• WORK REQUIRED: Reproduce every line of the material below word for word, with no changes.

• GIVEN RECORDS:
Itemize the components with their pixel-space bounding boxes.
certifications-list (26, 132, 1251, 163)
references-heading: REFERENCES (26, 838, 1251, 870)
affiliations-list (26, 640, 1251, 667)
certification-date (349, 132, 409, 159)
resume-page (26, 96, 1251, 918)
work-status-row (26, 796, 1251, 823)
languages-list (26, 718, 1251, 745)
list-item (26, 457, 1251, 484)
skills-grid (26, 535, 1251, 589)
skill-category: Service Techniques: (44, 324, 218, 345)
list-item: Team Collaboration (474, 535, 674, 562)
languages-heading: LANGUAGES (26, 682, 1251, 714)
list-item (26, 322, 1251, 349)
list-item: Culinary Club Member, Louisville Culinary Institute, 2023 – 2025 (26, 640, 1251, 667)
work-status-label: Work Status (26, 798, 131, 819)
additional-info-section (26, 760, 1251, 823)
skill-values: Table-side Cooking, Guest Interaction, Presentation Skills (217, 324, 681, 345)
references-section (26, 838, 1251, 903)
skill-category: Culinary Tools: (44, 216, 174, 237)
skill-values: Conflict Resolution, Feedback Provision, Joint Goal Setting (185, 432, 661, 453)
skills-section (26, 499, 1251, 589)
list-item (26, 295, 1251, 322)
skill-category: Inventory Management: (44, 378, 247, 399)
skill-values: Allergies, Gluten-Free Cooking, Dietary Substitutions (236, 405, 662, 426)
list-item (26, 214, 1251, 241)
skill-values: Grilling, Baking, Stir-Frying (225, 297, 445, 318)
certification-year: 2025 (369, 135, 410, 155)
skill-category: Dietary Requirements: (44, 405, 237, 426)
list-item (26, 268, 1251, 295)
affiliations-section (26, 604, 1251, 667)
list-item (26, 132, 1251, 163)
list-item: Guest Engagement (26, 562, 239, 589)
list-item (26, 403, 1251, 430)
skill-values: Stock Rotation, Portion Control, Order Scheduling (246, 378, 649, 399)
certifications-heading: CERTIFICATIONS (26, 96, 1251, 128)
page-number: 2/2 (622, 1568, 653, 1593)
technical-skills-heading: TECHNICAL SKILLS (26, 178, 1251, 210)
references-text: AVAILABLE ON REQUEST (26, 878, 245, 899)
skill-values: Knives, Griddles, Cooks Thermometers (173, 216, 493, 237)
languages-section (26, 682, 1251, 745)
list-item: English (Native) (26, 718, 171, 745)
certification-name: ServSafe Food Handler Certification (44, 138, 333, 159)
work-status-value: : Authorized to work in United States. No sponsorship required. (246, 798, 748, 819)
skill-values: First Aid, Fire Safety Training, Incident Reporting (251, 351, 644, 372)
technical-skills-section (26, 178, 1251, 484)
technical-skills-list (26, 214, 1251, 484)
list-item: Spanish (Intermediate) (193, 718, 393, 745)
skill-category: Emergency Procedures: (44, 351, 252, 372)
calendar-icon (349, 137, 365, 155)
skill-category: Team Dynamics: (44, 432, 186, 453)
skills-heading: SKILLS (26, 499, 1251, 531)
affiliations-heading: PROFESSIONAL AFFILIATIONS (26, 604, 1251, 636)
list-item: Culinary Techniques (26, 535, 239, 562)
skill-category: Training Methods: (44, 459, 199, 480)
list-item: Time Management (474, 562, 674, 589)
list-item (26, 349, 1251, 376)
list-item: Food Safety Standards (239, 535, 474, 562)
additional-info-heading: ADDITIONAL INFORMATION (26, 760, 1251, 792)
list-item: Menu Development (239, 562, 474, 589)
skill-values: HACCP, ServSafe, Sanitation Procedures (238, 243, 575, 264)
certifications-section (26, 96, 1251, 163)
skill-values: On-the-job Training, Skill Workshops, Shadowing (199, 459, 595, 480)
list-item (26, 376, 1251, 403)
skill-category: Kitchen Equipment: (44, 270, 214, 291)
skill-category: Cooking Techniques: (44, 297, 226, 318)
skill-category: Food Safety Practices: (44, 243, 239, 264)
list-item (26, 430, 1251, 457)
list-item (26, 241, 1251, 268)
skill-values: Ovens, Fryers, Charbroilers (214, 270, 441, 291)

• SOLUTION TO THE PROBLEM:
Itemize the components with their pixel-space bounding boxes.
certifications-list (26, 132, 1251, 163)
references-heading: REFERENCES (26, 838, 1251, 870)
affiliations-list (26, 640, 1251, 667)
certification-date (349, 132, 409, 159)
resume-page (26, 96, 1251, 918)
work-status-row (26, 796, 1251, 823)
languages-list (26, 718, 1251, 745)
list-item (26, 457, 1251, 484)
skills-grid (26, 535, 1251, 589)
skill-category: Service Techniques: (44, 324, 218, 345)
list-item: Team Collaboration (474, 535, 674, 562)
languages-heading: LANGUAGES (26, 682, 1251, 714)
list-item (26, 322, 1251, 349)
list-item: Culinary Club Member, Louisville Culinary Institute, 2023 – 2025 (26, 640, 1251, 667)
work-status-label: Work Status (26, 798, 131, 819)
additional-info-section (26, 760, 1251, 823)
skill-values: Table-side Cooking, Guest Interaction, Presentation Skills (217, 324, 681, 345)
references-section (26, 838, 1251, 903)
skill-category: Culinary Tools: (44, 216, 174, 237)
skill-values: Conflict Resolution, Feedback Provision, Joint Goal Setting (185, 432, 661, 453)
skills-section (26, 499, 1251, 589)
list-item (26, 295, 1251, 322)
skill-category: Inventory Management: (44, 378, 247, 399)
skill-values: Allergies, Gluten-Free Cooking, Dietary Substitutions (236, 405, 662, 426)
list-item (26, 214, 1251, 241)
skill-values: Grilling, Baking, Stir-Frying (225, 297, 445, 318)
certification-year: 2025 (369, 135, 410, 155)
skill-category: Dietary Requirements: (44, 405, 237, 426)
list-item (26, 268, 1251, 295)
affiliations-section (26, 604, 1251, 667)
list-item (26, 132, 1251, 163)
list-item: Guest Engagement (26, 562, 239, 589)
list-item (26, 403, 1251, 430)
skill-values: Stock Rotation, Portion Control, Order Scheduling (246, 378, 649, 399)
certifications-heading: CERTIFICATIONS (26, 96, 1251, 128)
page-number: 2/2 (622, 1568, 653, 1593)
technical-skills-heading: TECHNICAL SKILLS (26, 178, 1251, 210)
references-text: AVAILABLE ON REQUEST (26, 878, 245, 899)
skill-values: Knives, Griddles, Cooks Thermometers (173, 216, 493, 237)
languages-section (26, 682, 1251, 745)
list-item: English (Native) (26, 718, 171, 745)
certification-name: ServSafe Food Handler Certification (44, 138, 333, 159)
work-status-value: : Authorized to work in United States. No sponsorship required. (246, 798, 748, 819)
skill-values: First Aid, Fire Safety Training, Incident Reporting (251, 351, 644, 372)
technical-skills-section (26, 178, 1251, 484)
technical-skills-list (26, 214, 1251, 484)
list-item: Spanish (Intermediate) (193, 718, 393, 745)
skill-category: Emergency Procedures: (44, 351, 252, 372)
calendar-icon (349, 137, 365, 155)
skill-category: Team Dynamics: (44, 432, 186, 453)
skills-heading: SKILLS (26, 499, 1251, 531)
affiliations-heading: PROFESSIONAL AFFILIATIONS (26, 604, 1251, 636)
list-item: Culinary Techniques (26, 535, 239, 562)
skill-category: Training Methods: (44, 459, 199, 480)
list-item: Time Management (474, 562, 674, 589)
list-item (26, 349, 1251, 376)
list-item: Food Safety Standards (239, 535, 474, 562)
additional-info-heading: ADDITIONAL INFORMATION (26, 760, 1251, 792)
list-item: Menu Development (239, 562, 474, 589)
skill-values: HACCP, ServSafe, Sanitation Procedures (238, 243, 575, 264)
certifications-section (26, 96, 1251, 163)
skill-values: On-the-job Training, Skill Workshops, Shadowing (199, 459, 595, 480)
list-item (26, 376, 1251, 403)
skill-category: Kitchen Equipment: (44, 270, 214, 291)
skill-category: Cooking Techniques: (44, 297, 226, 318)
skill-category: Food Safety Practices: (44, 243, 239, 264)
list-item (26, 430, 1251, 457)
list-item (26, 241, 1251, 268)
skill-values: Ovens, Fryers, Charbroilers (214, 270, 441, 291)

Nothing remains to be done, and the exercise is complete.